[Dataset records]
◇ ◇ ◇ ◇

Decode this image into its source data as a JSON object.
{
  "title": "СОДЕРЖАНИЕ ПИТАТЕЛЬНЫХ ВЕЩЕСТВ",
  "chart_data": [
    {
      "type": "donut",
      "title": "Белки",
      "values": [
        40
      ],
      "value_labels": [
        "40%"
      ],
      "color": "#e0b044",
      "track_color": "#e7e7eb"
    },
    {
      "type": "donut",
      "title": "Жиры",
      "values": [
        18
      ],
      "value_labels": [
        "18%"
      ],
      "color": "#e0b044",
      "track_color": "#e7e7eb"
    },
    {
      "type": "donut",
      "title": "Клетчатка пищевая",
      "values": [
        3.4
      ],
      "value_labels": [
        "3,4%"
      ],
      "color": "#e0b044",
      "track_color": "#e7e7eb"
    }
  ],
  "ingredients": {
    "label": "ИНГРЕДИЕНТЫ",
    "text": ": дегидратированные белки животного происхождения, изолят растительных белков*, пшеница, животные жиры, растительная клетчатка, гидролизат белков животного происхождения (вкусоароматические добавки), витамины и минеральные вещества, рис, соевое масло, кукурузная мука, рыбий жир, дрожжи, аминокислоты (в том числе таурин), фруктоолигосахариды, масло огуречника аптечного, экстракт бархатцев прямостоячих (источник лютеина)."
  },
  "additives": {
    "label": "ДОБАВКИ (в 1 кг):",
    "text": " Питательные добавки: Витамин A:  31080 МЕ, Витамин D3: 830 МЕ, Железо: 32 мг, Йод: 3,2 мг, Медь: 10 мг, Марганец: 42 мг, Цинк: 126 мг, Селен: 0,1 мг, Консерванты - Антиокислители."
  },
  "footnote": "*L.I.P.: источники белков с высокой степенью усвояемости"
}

◇ ◇ ◇ ◇

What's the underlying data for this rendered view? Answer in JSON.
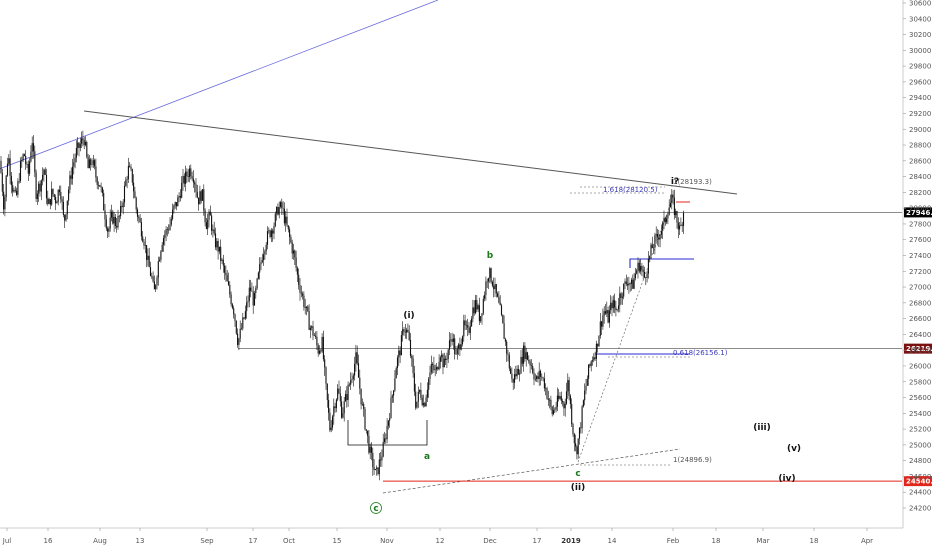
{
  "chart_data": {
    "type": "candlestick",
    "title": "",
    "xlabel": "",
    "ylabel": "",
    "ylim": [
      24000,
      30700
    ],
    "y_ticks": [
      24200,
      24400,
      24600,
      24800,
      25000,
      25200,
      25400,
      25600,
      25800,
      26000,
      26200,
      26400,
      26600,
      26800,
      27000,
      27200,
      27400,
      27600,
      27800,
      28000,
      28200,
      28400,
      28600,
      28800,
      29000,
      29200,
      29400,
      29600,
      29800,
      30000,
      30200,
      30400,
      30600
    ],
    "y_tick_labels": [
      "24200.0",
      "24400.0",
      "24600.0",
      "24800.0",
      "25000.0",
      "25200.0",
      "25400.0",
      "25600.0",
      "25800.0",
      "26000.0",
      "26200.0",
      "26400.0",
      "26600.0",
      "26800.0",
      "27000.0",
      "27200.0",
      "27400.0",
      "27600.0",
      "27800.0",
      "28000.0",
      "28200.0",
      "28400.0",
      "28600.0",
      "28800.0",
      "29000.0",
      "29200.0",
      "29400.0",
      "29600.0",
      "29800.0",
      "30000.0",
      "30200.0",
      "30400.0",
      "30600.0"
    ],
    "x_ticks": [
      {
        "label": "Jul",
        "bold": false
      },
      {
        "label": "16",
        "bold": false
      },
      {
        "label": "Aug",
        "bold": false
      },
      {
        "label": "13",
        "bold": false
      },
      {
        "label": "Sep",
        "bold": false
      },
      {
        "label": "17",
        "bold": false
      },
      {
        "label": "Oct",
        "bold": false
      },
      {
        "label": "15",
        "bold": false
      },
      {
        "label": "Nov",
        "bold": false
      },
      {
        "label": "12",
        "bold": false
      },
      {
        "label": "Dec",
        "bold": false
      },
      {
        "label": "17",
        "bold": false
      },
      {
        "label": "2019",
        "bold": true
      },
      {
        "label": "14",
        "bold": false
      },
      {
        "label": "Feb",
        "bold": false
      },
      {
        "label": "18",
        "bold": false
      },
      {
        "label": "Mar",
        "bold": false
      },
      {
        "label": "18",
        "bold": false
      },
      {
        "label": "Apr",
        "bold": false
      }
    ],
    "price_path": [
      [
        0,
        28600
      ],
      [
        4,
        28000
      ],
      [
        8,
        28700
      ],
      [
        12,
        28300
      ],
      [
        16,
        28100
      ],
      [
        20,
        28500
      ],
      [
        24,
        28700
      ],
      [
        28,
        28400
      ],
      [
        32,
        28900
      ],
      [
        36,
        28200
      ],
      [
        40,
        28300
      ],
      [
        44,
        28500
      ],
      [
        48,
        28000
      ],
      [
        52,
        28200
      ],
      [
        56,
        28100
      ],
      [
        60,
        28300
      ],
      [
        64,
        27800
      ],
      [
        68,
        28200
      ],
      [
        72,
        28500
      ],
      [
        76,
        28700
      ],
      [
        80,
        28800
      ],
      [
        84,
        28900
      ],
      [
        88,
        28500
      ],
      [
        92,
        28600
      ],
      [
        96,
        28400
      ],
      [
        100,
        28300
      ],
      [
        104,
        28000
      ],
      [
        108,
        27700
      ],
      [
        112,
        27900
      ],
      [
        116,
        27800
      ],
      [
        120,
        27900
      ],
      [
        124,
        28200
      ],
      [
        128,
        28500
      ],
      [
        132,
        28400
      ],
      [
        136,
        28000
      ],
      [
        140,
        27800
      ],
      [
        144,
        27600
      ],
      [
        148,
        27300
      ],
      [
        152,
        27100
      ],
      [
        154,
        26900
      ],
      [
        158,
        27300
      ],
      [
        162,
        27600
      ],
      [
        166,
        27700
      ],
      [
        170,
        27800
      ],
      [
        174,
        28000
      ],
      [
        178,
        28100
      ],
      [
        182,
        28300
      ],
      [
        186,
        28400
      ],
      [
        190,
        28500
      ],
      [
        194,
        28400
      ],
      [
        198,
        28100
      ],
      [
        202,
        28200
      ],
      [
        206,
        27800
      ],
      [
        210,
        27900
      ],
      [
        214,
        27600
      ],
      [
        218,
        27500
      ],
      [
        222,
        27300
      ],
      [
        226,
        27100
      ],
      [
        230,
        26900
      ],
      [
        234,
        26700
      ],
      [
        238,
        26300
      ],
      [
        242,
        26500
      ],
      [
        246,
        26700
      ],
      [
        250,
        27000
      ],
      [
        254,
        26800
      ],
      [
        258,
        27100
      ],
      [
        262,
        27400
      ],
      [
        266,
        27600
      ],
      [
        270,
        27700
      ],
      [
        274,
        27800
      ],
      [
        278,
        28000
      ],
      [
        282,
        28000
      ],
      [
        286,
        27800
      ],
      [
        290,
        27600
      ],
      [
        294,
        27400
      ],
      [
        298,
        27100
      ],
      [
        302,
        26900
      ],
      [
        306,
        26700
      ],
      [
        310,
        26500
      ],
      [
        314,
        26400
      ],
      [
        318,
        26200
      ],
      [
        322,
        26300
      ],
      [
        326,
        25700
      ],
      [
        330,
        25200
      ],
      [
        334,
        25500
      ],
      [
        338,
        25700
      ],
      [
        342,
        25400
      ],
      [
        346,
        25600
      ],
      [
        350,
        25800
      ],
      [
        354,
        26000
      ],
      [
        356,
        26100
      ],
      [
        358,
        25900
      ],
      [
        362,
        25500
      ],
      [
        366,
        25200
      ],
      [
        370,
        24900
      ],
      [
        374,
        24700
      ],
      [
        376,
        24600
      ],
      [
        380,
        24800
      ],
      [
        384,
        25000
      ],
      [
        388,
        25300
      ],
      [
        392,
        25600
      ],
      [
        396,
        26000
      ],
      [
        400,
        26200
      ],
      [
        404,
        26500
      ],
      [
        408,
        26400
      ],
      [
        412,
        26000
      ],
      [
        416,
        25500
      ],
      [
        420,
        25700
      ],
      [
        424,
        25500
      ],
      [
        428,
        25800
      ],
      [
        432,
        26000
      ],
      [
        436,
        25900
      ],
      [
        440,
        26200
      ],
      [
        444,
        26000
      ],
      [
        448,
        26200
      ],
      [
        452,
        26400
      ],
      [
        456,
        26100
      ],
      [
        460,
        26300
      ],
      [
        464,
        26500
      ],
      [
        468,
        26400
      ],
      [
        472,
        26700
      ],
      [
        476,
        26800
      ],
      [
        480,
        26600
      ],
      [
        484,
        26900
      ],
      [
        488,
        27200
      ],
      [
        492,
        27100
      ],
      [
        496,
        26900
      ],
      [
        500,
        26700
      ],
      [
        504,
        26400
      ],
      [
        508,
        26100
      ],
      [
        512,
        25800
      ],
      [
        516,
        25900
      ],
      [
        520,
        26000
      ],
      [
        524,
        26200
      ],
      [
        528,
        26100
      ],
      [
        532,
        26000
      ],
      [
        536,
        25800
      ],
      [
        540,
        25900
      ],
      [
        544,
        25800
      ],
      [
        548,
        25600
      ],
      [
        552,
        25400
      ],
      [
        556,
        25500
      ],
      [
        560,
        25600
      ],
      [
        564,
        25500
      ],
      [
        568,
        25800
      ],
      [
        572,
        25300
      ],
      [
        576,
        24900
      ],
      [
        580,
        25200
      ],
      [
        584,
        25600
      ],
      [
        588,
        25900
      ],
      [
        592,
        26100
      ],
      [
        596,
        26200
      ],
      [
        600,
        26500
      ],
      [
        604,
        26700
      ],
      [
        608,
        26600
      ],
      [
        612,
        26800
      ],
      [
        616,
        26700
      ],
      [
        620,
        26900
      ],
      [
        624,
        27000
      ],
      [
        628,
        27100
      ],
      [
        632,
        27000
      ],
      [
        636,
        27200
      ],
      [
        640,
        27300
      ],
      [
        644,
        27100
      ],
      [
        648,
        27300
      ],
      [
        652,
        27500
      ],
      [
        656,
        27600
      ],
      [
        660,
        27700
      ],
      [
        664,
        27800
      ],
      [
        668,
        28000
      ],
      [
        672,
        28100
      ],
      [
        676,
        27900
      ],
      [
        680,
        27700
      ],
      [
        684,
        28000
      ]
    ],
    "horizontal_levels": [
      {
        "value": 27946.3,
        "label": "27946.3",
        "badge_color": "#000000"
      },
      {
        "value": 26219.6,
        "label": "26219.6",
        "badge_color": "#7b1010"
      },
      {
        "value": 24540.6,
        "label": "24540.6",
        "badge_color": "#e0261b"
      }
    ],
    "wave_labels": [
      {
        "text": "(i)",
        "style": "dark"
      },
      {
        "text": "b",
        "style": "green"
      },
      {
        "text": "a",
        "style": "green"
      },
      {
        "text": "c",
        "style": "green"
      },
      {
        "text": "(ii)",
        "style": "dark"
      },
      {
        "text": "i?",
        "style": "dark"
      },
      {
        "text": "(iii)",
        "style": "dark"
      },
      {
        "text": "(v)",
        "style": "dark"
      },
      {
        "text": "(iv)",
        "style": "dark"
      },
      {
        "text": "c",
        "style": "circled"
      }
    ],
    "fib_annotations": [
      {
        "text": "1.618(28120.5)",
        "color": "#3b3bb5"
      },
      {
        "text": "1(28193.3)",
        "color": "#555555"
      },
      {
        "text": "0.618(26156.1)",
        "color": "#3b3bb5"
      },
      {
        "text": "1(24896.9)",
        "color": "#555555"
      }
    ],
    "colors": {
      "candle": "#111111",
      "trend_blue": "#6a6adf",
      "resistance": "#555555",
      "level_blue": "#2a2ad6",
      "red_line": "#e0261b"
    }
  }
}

◇ ◇ ◇ ◇

» **Aim of the exercise**
Copy each line of the entries that includes the word "белков".

» **Answer to this problem**
    "text": ": дегидратированные белки животного происхождения, изолят растительных белков*, пшеница, животные жиры, растительная клетчатка, гидролизат белков животного происхождения (вкусоароматические добавки), витамины и минеральные вещества, рис, соевое масло, кукурузная мука, рыбий жир, дрожжи, аминокислоты (в том числе таурин), фруктоолигосахариды, масло огуречника аптечного, экстракт бархатцев прямостоячих (источник лютеина)."
  "footnote": "*L.I.P.: источники белков с высокой степенью усвояемости"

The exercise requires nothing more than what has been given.